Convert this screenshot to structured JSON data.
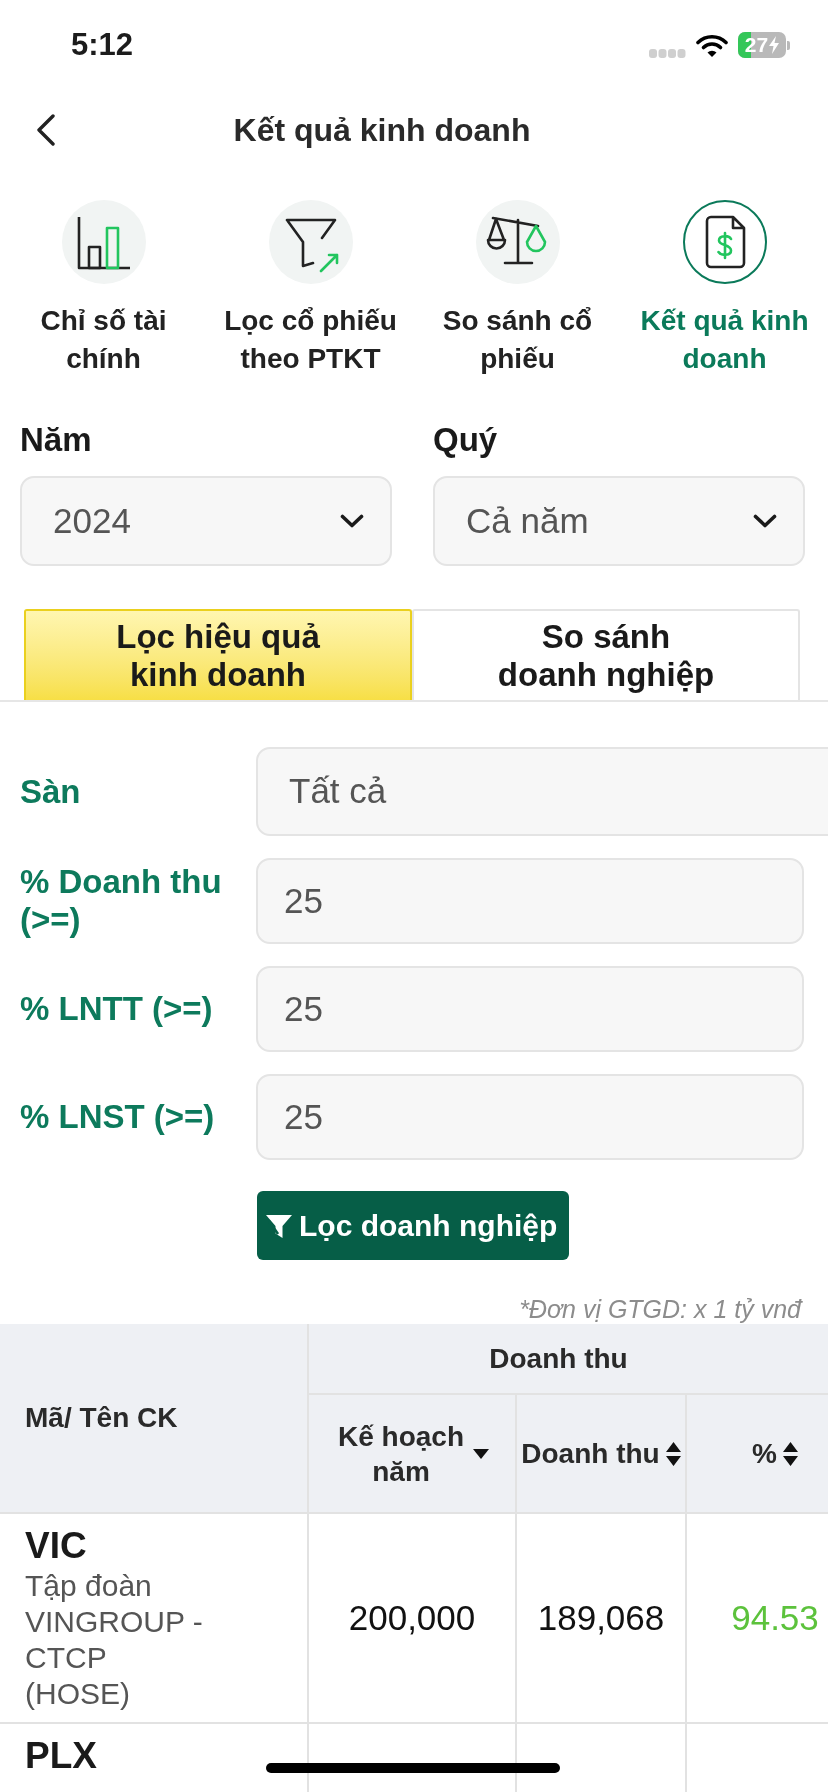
{
  "status_bar": {
    "time": "5:12",
    "battery": "27"
  },
  "header": {
    "title": "Kết quả kinh doanh"
  },
  "shortcuts": [
    {
      "kind": "chart",
      "label": "Chỉ số tài chính",
      "selected": false
    },
    {
      "kind": "filter",
      "label": "Lọc cổ phiếu theo PTKT",
      "selected": false
    },
    {
      "kind": "compare",
      "label": "So sánh cổ phiếu",
      "selected": false
    },
    {
      "kind": "report",
      "label": "Kết quả kinh doanh",
      "selected": true
    }
  ],
  "period": [
    {
      "label": "Năm",
      "value": "2024"
    },
    {
      "label": "Quý",
      "value": "Cả năm"
    }
  ],
  "tabs": [
    {
      "label": "Lọc hiệu quả\nkinh doanh",
      "selected": true
    },
    {
      "label": "So sánh\ndoanh nghiệp",
      "selected": false
    }
  ],
  "filters": [
    {
      "kind": "select",
      "label": "Sàn",
      "value": "Tất cả"
    },
    {
      "kind": "number",
      "label": "% Doanh thu (>=)",
      "value": "25"
    },
    {
      "kind": "number",
      "label": "% LNTT (>=)",
      "value": "25"
    },
    {
      "kind": "number",
      "label": "% LNST (>=)",
      "value": "25"
    }
  ],
  "filter_button": {
    "label": "Lọc doanh nghiệp"
  },
  "unit_note": "*Đơn vị GTGD: x 1 tỷ vnđ",
  "table": {
    "columns": [
      {
        "label": "Mã/ Tên CK"
      },
      {
        "label": "Doanh thu",
        "children": [
          {
            "label": "Kế hoạch năm",
            "sorted": true
          },
          {
            "label": "Doanh thu",
            "sorted": false
          },
          {
            "label": "%",
            "sorted": false
          }
        ]
      }
    ],
    "rows": [
      {
        "code": "VIC",
        "name": "Tập đoàn VINGROUP - CTCP",
        "exchange": "(HOSE)",
        "plan": "200,000",
        "revenue": "189,068",
        "percent": "94.53",
        "positive": true
      },
      {
        "code": "PLX"
      }
    ]
  }
}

— Your goal —
Return each line where "true" shows up.

— Result —
      "selected": true
      "selected": true
            "sorted": true
        "positive": true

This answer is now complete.